**Source text**:
──────

Two years ago if you had asked whether the commercial lender CIT Group Inc. was too big to fail, the answer would have been an emphatic no. The Treasury Department had rejected its latest bailout plea. In November 2009, after 101 years in business, CIT filed for bankruptcy.
Ask that same question about CIT today, though, and the best answer would be: Who knows?
Last month U.S. banking regulators approved new rules that would treat all bank-holding companies with more than $50 billion of assets as systemically important financial institutions, based on average total assets for their previous four quarters. For CIT, which exited bankruptcy in December 2009, that figure was $50.7 billion as of June 30.
No one is sure what exactly this new designation means -- except that, on paper at least, it’s more likely now than it was two years ago that regulators would intervene to stabilize a collapsing CIT. Somehow, in the government’s eyes, CIT is more important to the financial system today than it was when it blew up, even though it has about $20 billion less in assets.
The newfound uncertainty also has a mirror image. Not long ago it would have been pretty much unthinkable to assert that American International Group Inc. and Ally Financial Inc. didn’t have the U.S. Treasury Department’s full backing. (Ally is the lender formerly known as GMAC that once was the finance arm of General Motors Co.) The government bailed them out numerous times and remains the majority owner of both companies. Yet lately their bond prices have been plunging.

──────

**Data under study**:

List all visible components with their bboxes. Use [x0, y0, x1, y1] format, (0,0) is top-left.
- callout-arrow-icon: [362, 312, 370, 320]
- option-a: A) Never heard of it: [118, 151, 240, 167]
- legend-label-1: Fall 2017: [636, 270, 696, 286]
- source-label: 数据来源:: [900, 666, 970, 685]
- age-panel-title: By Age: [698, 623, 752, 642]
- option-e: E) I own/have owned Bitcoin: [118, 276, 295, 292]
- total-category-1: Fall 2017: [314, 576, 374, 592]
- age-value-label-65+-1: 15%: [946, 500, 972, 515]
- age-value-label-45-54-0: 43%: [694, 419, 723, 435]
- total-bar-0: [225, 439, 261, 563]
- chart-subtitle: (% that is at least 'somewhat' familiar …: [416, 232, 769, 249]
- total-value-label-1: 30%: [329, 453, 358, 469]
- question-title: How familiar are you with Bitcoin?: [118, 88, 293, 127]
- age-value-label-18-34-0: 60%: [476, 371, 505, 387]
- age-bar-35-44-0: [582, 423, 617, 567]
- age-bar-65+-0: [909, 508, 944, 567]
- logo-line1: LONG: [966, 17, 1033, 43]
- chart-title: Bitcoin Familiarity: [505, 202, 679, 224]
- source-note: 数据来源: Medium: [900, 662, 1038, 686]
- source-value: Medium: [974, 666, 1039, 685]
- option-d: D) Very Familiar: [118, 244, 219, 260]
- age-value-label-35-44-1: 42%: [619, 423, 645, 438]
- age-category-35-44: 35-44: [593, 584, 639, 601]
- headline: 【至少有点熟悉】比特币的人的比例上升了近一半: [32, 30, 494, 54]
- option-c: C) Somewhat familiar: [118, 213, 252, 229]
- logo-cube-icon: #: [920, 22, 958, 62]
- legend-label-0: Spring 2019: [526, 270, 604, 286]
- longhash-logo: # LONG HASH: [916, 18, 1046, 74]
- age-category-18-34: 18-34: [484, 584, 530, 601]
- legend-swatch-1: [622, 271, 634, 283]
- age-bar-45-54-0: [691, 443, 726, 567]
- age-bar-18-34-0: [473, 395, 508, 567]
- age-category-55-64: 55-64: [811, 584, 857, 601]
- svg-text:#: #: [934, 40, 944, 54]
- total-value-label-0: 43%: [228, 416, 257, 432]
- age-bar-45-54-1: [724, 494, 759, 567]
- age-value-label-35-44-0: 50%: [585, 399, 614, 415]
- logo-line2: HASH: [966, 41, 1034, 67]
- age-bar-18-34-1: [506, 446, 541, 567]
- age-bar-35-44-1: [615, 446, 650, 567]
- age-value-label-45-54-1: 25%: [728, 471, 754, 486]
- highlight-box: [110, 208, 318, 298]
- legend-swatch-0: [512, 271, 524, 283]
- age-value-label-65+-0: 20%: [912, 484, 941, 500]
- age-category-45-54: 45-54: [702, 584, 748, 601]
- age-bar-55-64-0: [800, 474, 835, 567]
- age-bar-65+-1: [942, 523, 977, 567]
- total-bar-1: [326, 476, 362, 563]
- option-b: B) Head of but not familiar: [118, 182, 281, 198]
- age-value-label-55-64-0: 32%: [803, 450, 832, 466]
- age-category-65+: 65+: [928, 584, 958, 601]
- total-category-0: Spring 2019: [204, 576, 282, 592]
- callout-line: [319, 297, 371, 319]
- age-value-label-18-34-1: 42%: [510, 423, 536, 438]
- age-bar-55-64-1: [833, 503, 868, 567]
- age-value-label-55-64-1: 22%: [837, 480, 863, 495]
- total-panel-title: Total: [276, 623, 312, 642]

──────

**Using the information**:
a. Translate into Spanish this sentence from the CIT Group article: "Ask that same question about CIT today, though, and the best answer would be: Who knows?"
b. Please carry the CIT Group article forward from its last sentence.

**Results for each task**:
a. Pero si hoy se hace esa misma pregunta sobre CIT, la mejor respuesta sería: ¿Quién sabe?

b.
By the Numbers
AIG’s $800 million of 4.875 percent notes due in September 2016 were trading this week for about 92 cents on the dollar, down from 99 cents when AIG issued the bonds last month. If investors were fully confident the government would stand behind AIG’s debt, they wouldn’t demand a 6.7 percent annual yield, compared with 0.9 percent for Treasuries of the same duration. Ally’s $2 billion of 8 percent notes due in November 2031 fetched 85 cents on the dollar, for a 9.7 percent yield, down from 110 cents in July.
What gives? One possible explanation is that the government keeps sending mixed signals about its intentions, mainly because it has no idea what they are. The Dodd-Frank Act passed by Congress last year prohibits equity injections of the sort we saw under the $700 billion Troubled Asset Relief Program. Yet it doesn’t end taxpayer-supported bailouts.
Consider the liquidation plan outlined in Dodd-Frank for dismantling a systemically important bank. The act would let the Federal Deposit Insurance Corp. borrow money from the Treasury to finance a company’s operations for as long as five years, shielding bondholders and counterparties from immediate losses as a way to promote calm and head off bank runs. Putting CIT on the important list would tell creditors they might get special protections unavailable at most other companies.
Weighing the Backlash
At the same time, the public backlash against government bailouts of any sort would seem to make them less likely than three years ago. The odds that Congress would pass TARP II look slim, as long as Republicans control the House of Representatives.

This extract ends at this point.